# [Problem]
Note how many lines hold "geopotential" and report that number by itself.

Figure content listings:
· · ·

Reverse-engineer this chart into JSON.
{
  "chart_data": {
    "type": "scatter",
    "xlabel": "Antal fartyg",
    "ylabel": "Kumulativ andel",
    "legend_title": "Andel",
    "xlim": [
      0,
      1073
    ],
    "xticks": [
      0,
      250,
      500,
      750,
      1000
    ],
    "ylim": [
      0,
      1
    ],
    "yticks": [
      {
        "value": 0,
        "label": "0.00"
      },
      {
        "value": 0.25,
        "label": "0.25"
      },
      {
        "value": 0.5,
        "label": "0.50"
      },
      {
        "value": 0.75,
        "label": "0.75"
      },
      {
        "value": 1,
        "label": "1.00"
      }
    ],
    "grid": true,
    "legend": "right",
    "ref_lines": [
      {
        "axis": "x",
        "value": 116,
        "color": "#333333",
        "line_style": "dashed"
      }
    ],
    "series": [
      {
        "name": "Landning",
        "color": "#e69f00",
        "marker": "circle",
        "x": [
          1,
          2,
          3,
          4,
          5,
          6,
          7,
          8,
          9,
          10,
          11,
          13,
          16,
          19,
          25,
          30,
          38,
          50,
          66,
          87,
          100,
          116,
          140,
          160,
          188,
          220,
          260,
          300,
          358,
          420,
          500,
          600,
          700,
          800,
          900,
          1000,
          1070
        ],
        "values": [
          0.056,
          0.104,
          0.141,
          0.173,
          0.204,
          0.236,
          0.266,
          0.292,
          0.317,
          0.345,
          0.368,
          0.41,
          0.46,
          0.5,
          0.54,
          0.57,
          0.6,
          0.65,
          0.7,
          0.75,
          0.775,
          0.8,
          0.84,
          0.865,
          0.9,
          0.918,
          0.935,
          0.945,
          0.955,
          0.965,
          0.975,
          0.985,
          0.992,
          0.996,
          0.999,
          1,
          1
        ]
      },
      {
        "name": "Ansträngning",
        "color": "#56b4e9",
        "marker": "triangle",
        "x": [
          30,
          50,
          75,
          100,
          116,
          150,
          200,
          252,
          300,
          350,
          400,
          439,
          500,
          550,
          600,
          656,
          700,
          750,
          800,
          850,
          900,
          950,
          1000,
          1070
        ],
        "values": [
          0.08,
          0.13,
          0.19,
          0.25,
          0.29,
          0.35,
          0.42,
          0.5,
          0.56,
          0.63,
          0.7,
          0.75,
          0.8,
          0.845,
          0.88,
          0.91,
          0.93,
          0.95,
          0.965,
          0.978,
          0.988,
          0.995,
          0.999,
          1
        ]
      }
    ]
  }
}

· · ·

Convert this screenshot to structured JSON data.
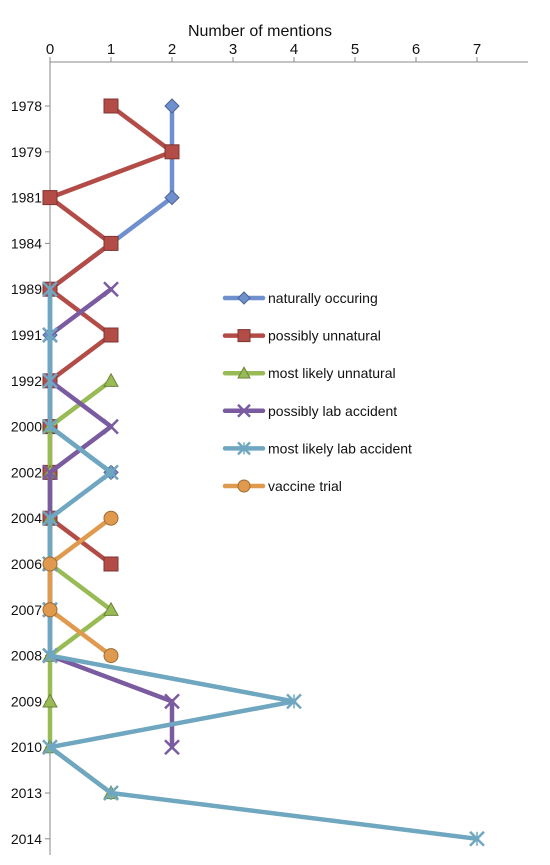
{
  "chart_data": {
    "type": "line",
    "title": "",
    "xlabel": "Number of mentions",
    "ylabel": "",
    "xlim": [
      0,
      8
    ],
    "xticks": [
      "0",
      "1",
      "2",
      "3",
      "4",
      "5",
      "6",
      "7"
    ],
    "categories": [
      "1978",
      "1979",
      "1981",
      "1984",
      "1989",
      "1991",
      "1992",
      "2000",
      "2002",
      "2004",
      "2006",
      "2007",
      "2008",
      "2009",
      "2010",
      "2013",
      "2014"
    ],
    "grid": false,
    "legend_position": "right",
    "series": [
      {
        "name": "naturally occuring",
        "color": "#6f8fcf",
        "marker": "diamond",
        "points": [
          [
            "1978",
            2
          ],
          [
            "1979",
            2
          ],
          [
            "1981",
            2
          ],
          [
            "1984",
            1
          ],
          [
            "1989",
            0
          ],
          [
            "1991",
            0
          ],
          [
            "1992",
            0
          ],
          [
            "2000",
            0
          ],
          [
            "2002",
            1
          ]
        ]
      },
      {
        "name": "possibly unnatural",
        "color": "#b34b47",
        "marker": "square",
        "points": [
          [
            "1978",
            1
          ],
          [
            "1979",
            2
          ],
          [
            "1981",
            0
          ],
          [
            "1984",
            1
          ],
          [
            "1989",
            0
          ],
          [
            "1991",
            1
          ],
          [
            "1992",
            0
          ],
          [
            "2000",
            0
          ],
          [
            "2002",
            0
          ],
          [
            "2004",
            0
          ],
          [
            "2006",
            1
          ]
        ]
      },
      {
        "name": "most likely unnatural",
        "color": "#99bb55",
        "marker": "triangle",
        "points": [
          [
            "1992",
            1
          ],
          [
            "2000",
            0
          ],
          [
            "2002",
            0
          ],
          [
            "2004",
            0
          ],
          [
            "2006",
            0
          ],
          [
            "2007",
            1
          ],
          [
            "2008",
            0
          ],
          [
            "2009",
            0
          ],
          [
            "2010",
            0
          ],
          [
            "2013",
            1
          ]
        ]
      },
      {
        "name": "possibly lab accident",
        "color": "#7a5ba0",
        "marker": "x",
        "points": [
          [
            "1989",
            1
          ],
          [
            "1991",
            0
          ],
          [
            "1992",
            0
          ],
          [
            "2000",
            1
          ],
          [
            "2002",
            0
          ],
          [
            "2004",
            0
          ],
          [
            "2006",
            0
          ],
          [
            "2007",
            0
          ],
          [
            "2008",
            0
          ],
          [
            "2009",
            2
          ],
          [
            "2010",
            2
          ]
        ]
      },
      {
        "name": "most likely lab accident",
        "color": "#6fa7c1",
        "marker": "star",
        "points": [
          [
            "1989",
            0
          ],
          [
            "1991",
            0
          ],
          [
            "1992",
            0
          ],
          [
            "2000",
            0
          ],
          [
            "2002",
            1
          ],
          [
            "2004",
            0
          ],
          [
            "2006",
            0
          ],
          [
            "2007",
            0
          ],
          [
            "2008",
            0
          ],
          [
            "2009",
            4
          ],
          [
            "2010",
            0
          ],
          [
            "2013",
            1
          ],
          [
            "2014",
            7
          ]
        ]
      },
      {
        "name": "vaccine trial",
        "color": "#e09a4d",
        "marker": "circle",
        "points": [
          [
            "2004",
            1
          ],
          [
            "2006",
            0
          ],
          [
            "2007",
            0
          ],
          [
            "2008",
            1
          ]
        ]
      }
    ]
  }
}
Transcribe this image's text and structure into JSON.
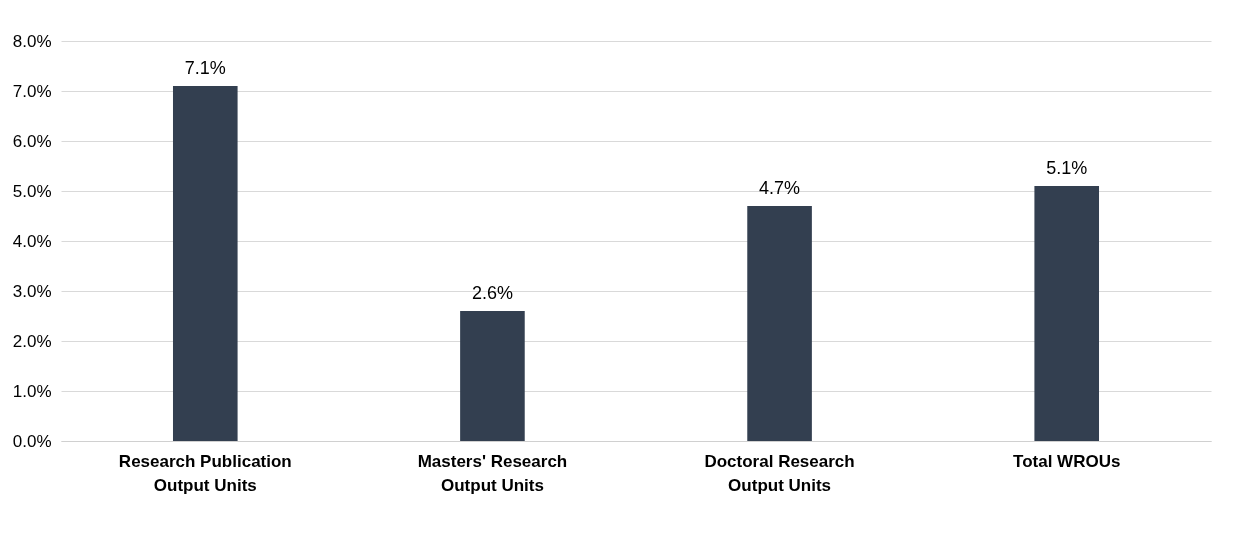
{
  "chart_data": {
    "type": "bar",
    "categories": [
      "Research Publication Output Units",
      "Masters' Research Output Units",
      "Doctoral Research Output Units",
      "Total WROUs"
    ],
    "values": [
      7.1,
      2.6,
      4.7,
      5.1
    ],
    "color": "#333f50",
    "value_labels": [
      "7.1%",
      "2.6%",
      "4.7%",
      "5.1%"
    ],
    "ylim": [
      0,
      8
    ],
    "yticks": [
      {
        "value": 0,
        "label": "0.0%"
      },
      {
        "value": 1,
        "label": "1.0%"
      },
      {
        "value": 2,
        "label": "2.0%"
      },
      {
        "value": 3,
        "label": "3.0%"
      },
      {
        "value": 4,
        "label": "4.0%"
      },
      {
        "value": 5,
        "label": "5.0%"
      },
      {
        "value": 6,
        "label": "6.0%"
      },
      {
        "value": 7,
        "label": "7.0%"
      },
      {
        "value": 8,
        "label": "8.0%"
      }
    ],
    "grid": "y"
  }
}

· · ·

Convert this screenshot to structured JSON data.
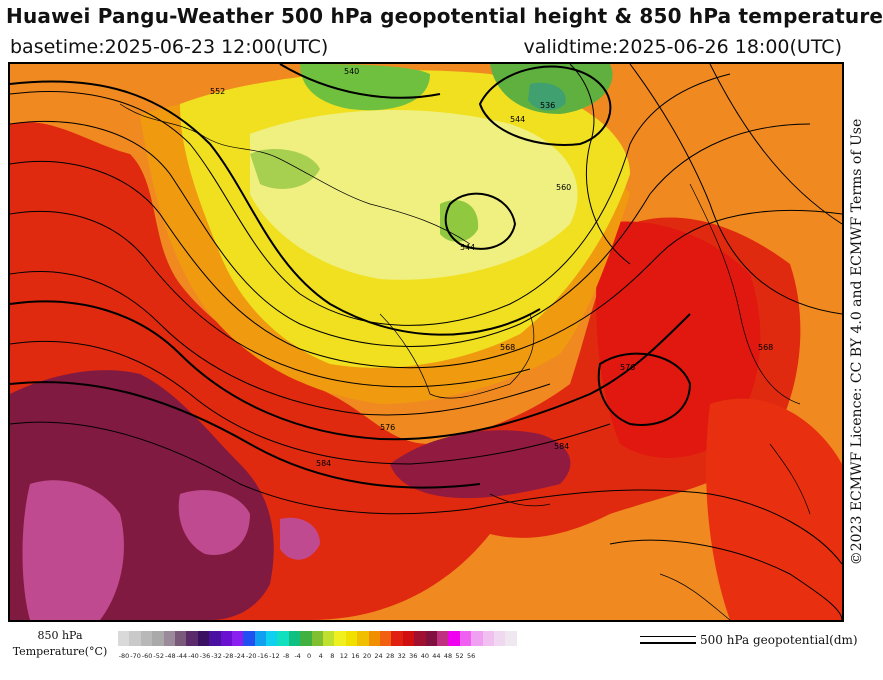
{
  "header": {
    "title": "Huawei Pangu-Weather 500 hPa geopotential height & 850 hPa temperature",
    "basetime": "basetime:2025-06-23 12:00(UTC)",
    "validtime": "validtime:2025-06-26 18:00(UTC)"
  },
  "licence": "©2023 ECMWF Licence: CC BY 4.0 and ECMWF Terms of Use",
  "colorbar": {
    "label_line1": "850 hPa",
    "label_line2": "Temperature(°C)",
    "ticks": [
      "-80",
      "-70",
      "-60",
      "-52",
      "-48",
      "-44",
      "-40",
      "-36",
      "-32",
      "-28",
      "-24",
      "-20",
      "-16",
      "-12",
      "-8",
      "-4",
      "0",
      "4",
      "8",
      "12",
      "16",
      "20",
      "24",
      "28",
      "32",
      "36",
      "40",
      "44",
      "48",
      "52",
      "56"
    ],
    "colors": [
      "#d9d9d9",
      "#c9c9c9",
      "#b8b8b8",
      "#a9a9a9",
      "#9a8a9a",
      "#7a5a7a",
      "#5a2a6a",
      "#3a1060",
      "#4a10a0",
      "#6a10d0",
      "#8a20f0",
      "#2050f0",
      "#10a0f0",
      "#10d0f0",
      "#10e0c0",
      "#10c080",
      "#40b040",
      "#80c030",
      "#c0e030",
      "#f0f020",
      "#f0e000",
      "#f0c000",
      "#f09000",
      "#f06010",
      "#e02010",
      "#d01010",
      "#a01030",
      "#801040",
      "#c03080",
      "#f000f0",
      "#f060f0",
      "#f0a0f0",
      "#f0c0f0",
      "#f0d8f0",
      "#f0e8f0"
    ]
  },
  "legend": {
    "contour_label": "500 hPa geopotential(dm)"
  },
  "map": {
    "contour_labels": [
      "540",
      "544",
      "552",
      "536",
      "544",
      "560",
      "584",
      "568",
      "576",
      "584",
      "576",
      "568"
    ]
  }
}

· · ·

# [Solution to this task]
2